**Challenge:** Output the data exactly, with every line intact.

↓

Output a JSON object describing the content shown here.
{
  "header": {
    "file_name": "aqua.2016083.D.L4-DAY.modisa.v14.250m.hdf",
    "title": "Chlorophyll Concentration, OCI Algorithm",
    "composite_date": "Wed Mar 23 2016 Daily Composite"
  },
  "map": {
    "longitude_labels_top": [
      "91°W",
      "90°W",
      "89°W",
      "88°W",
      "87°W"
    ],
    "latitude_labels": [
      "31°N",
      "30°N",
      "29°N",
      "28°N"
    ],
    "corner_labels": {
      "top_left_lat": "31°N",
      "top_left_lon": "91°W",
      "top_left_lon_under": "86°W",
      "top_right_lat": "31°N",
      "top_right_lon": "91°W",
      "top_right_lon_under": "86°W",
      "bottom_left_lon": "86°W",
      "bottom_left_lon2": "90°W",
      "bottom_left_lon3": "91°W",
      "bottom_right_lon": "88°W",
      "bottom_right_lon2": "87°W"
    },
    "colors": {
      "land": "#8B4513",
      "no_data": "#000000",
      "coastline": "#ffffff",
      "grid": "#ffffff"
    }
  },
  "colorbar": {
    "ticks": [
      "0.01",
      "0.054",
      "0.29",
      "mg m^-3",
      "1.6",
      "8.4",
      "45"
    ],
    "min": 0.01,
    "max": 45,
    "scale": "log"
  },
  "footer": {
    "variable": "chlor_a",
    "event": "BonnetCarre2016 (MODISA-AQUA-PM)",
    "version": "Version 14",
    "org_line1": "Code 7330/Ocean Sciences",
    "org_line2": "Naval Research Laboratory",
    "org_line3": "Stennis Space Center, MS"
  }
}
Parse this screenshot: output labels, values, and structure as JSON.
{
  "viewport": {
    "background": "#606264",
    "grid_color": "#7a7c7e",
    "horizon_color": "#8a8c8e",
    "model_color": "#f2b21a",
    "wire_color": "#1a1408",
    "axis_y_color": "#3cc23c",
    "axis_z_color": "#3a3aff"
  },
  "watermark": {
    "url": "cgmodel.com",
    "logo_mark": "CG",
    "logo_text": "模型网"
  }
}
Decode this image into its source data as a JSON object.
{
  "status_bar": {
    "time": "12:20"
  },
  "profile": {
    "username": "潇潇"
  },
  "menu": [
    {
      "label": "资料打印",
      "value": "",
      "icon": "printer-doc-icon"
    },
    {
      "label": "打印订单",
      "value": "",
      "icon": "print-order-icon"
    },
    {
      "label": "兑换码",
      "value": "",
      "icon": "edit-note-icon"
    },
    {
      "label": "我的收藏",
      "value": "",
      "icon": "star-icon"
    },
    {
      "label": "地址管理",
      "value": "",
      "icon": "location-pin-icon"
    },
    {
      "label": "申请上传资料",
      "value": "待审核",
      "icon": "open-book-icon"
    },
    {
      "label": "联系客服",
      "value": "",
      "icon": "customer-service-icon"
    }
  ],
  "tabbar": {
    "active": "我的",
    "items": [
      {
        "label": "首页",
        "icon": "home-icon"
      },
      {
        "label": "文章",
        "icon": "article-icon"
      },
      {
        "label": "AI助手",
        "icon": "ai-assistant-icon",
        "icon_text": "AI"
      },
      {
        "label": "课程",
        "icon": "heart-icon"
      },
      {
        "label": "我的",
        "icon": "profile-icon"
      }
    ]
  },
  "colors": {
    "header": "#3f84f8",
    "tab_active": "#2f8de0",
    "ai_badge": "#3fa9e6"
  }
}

↑

**Response to this exercise:**
Output a JSON object describing the content shown here.
{
  "header": {
    "file_name": "aqua.2016083.D.L4-DAY.modisa.v14.250m.hdf",
    "title": "Chlorophyll Concentration, OCI Algorithm",
    "composite_date": "Wed Mar 23 2016 Daily Composite"
  },
  "map": {
    "longitude_labels_top": [
      "91°W",
      "90°W",
      "89°W",
      "88°W",
      "87°W"
    ],
    "latitude_labels": [
      "31°N",
      "30°N",
      "29°N",
      "28°N"
    ],
    "corner_labels": {
      "top_left_lat": "31°N",
      "top_left_lon": "91°W",
      "top_left_lon_under": "86°W",
      "top_right_lat": "31°N",
      "top_right_lon": "91°W",
      "top_right_lon_under": "86°W",
      "bottom_left_lon": "86°W",
      "bottom_left_lon2": "90°W",
      "bottom_left_lon3": "91°W",
      "bottom_right_lon": "88°W",
      "bottom_right_lon2": "87°W"
    },
    "colors": {
      "land": "#8B4513",
      "no_data": "#000000",
      "coastline": "#ffffff",
      "grid": "#ffffff"
    }
  },
  "colorbar": {
    "ticks": [
      "0.01",
      "0.054",
      "0.29",
      "mg m^-3",
      "1.6",
      "8.4",
      "45"
    ],
    "min": 0.01,
    "max": 45,
    "scale": "log"
  },
  "footer": {
    "variable": "chlor_a",
    "event": "BonnetCarre2016 (MODISA-AQUA-PM)",
    "version": "Version 14",
    "org_line1": "Code 7330/Ocean Sciences",
    "org_line2": "Naval Research Laboratory",
    "org_line3": "Stennis Space Center, MS"
  }
}
Parse this screenshot: output labels, values, and structure as JSON.
{
  "viewport": {
    "background": "#606264",
    "grid_color": "#7a7c7e",
    "horizon_color": "#8a8c8e",
    "model_color": "#f2b21a",
    "wire_color": "#1a1408",
    "axis_y_color": "#3cc23c",
    "axis_z_color": "#3a3aff"
  },
  "watermark": {
    "url": "cgmodel.com",
    "logo_mark": "CG",
    "logo_text": "模型网"
  }
}
Decode this image into its source data as a JSON object.
{
  "status_bar": {
    "time": "12:20"
  },
  "profile": {
    "username": "潇潇"
  },
  "menu": [
    {
      "label": "资料打印",
      "value": "",
      "icon": "printer-doc-icon"
    },
    {
      "label": "打印订单",
      "value": "",
      "icon": "print-order-icon"
    },
    {
      "label": "兑换码",
      "value": "",
      "icon": "edit-note-icon"
    },
    {
      "label": "我的收藏",
      "value": "",
      "icon": "star-icon"
    },
    {
      "label": "地址管理",
      "value": "",
      "icon": "location-pin-icon"
    },
    {
      "label": "申请上传资料",
      "value": "待审核",
      "icon": "open-book-icon"
    },
    {
      "label": "联系客服",
      "value": "",
      "icon": "customer-service-icon"
    }
  ],
  "tabbar": {
    "active": "我的",
    "items": [
      {
        "label": "首页",
        "icon": "home-icon"
      },
      {
        "label": "文章",
        "icon": "article-icon"
      },
      {
        "label": "AI助手",
        "icon": "ai-assistant-icon",
        "icon_text": "AI"
      },
      {
        "label": "课程",
        "icon": "heart-icon"
      },
      {
        "label": "我的",
        "icon": "profile-icon"
      }
    ]
  },
  "colors": {
    "header": "#3f84f8",
    "tab_active": "#2f8de0",
    "ai_badge": "#3fa9e6"
  }
}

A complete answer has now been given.